# Input start

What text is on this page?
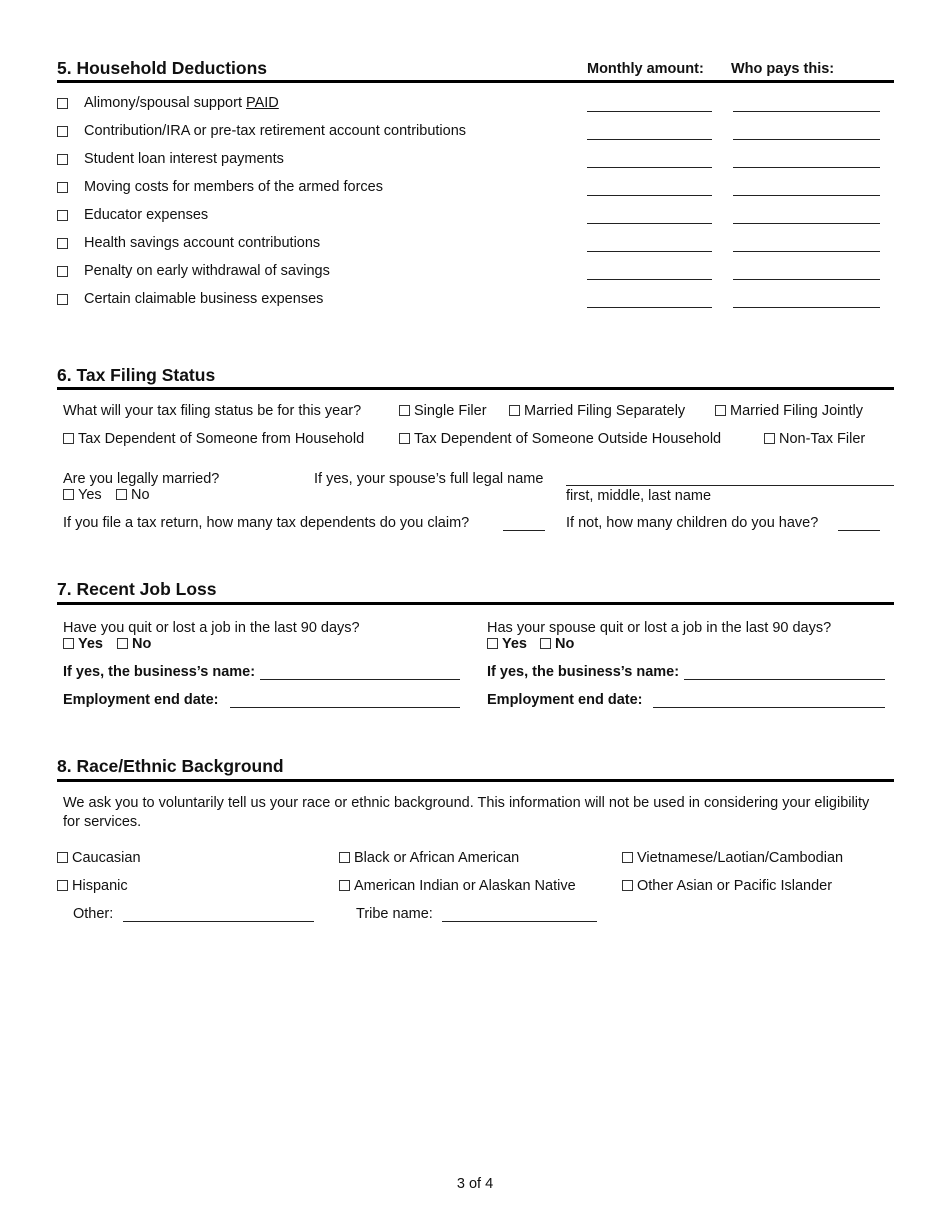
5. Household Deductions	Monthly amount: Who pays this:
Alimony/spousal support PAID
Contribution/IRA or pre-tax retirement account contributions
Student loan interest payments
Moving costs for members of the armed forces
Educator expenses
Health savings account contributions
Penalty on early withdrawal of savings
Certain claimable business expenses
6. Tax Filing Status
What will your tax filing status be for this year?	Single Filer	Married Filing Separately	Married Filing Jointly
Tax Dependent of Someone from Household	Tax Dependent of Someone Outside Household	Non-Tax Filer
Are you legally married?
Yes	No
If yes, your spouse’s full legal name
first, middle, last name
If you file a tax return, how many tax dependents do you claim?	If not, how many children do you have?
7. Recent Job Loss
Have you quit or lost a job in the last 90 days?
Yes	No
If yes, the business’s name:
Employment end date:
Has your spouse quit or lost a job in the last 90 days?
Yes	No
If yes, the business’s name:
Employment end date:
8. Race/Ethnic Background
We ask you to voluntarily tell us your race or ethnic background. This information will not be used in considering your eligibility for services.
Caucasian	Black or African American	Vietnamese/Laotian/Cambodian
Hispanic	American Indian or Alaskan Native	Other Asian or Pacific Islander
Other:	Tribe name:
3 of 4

# Input end

Copy out each line of the material that holds the word "your".

What will your tax filing status be for this year?	Single Filer	Married Filing Separately	Married Filing Jointly
If yes, your spouse’s full legal name
Has your spouse quit or lost a job in the last 90 days?
We ask you to voluntarily tell us your race or ethnic background. This information will not be used in considering your eligibility for services.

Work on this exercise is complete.